REQUIRED ACTION:
Word for word, write out all the entries below, omitting every picture.

Entries of transcribed document text:
---

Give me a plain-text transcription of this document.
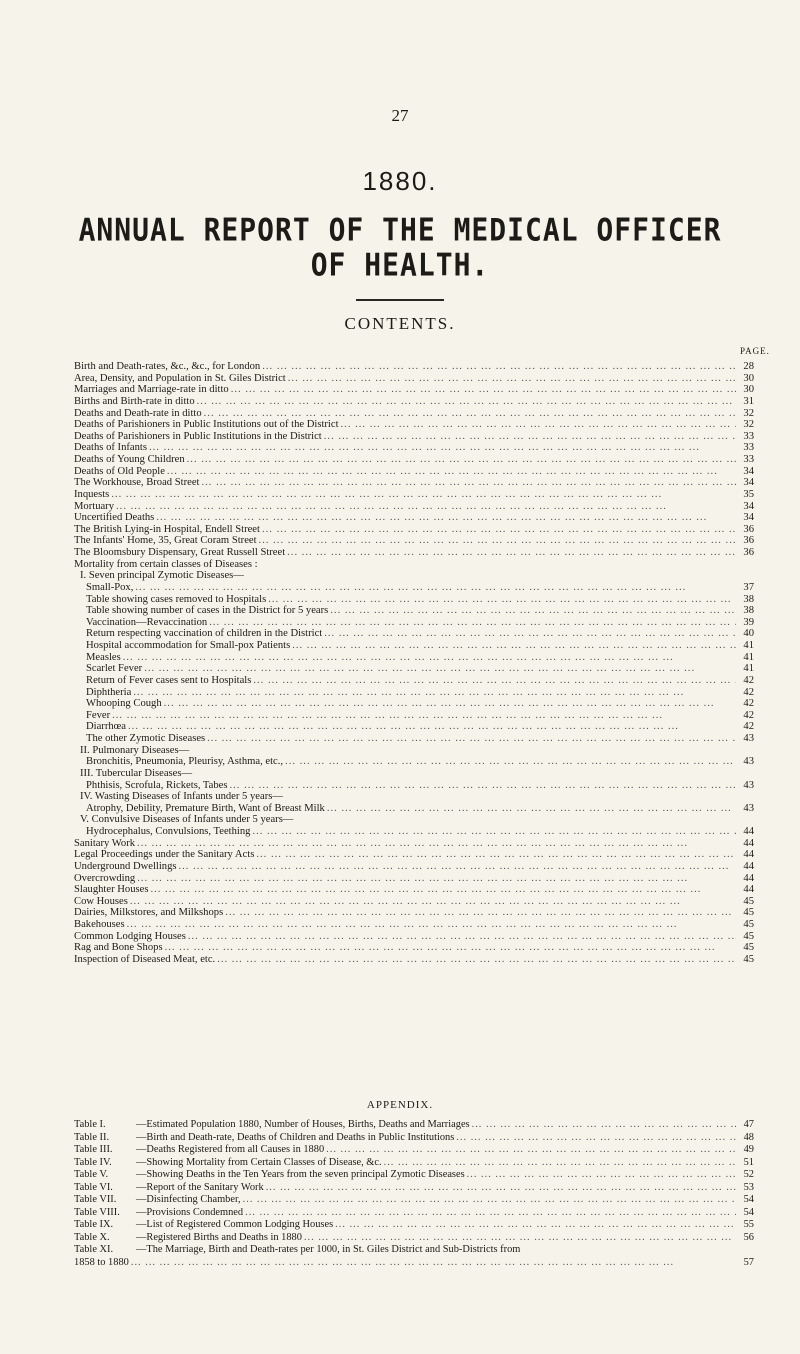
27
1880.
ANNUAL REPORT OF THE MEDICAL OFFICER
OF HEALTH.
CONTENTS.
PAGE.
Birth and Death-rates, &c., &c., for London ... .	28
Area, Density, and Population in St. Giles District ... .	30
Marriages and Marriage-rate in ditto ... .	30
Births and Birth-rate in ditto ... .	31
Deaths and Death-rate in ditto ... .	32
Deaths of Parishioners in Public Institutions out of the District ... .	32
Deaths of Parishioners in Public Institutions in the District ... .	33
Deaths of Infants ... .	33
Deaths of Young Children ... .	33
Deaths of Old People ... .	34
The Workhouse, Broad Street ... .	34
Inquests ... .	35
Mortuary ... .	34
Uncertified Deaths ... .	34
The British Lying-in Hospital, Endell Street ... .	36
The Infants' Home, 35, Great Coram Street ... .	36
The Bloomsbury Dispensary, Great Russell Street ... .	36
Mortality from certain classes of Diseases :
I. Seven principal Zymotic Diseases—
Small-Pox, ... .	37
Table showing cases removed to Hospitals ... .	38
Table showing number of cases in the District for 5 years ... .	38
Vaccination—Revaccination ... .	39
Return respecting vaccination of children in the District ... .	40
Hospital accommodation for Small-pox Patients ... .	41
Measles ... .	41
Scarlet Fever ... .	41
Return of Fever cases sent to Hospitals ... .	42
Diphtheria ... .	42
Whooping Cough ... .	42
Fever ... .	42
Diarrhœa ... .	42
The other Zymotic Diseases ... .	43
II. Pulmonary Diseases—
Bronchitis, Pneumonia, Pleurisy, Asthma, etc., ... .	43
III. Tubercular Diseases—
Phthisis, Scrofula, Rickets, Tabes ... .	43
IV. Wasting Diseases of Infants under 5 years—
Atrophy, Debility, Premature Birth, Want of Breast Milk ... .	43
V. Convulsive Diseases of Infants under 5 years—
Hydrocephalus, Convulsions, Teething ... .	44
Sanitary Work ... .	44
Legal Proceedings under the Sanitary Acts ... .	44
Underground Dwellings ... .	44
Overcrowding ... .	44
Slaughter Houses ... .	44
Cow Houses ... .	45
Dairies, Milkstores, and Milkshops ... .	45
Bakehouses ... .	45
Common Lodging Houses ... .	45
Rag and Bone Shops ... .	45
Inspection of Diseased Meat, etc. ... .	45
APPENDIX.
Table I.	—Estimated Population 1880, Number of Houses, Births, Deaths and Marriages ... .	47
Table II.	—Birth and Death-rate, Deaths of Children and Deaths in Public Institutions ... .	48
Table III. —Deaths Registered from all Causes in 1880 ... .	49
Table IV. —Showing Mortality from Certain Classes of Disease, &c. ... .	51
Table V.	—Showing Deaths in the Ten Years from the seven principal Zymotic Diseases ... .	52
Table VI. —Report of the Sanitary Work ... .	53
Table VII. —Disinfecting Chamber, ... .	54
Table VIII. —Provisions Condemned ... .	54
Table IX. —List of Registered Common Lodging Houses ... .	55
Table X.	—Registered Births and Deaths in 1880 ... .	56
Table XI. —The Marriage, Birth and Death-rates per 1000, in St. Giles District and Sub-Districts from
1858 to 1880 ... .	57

---

EXERCISE RESPONSE:
Give me a plain-text transcription of this document.
27
1880.
ANNUAL REPORT OF THE MEDICAL OFFICER
OF HEALTH.
CONTENTS.
PAGE.
Birth and Death-rates, &c., &c., for London ... .	28
Area, Density, and Population in St. Giles District ... .	30
Marriages and Marriage-rate in ditto ... .	30
Births and Birth-rate in ditto ... .	31
Deaths and Death-rate in ditto ... .	32
Deaths of Parishioners in Public Institutions out of the District ... .	32
Deaths of Parishioners in Public Institutions in the District ... .	33
Deaths of Infants ... .	33
Deaths of Young Children ... .	33
Deaths of Old People ... .	34
The Workhouse, Broad Street ... .	34
Inquests ... .	35
Mortuary ... .	34
Uncertified Deaths ... .	34
The British Lying-in Hospital, Endell Street ... .	36
The Infants' Home, 35, Great Coram Street ... .	36
The Bloomsbury Dispensary, Great Russell Street ... .	36
Mortality from certain classes of Diseases :
I. Seven principal Zymotic Diseases—
Small-Pox, ... .	37
Table showing cases removed to Hospitals ... .	38
Table showing number of cases in the District for 5 years ... .	38
Vaccination—Revaccination ... .	39
Return respecting vaccination of children in the District ... .	40
Hospital accommodation for Small-pox Patients ... .	41
Measles ... .	41
Scarlet Fever ... .	41
Return of Fever cases sent to Hospitals ... .	42
Diphtheria ... .	42
Whooping Cough ... .	42
Fever ... .	42
Diarrhœa ... .	42
The other Zymotic Diseases ... .	43
II. Pulmonary Diseases—
Bronchitis, Pneumonia, Pleurisy, Asthma, etc., ... .	43
III. Tubercular Diseases—
Phthisis, Scrofula, Rickets, Tabes ... .	43
IV. Wasting Diseases of Infants under 5 years—
Atrophy, Debility, Premature Birth, Want of Breast Milk ... .	43
V. Convulsive Diseases of Infants under 5 years—
Hydrocephalus, Convulsions, Teething ... .	44
Sanitary Work ... .	44
Legal Proceedings under the Sanitary Acts ... .	44
Underground Dwellings ... .	44
Overcrowding ... .	44
Slaughter Houses ... .	44
Cow Houses ... .	45
Dairies, Milkstores, and Milkshops ... .	45
Bakehouses ... .	45
Common Lodging Houses ... .	45
Rag and Bone Shops ... .	45
Inspection of Diseased Meat, etc. ... .	45
APPENDIX.
Table I.	—Estimated Population 1880, Number of Houses, Births, Deaths and Marriages ... .	47
Table II.	—Birth and Death-rate, Deaths of Children and Deaths in Public Institutions ... .	48
Table III. —Deaths Registered from all Causes in 1880 ... .	49
Table IV. —Showing Mortality from Certain Classes of Disease, &c. ... .	51
Table V.	—Showing Deaths in the Ten Years from the seven principal Zymotic Diseases ... .	52
Table VI. —Report of the Sanitary Work ... .	53
Table VII. —Disinfecting Chamber, ... .	54
Table VIII. —Provisions Condemned ... .	54
Table IX. —List of Registered Common Lodging Houses ... .	55
Table X.	—Registered Births and Deaths in 1880 ... .	56
Table XI. —The Marriage, Birth and Death-rates per 1000, in St. Giles District and Sub-Districts from
1858 to 1880 ... .	57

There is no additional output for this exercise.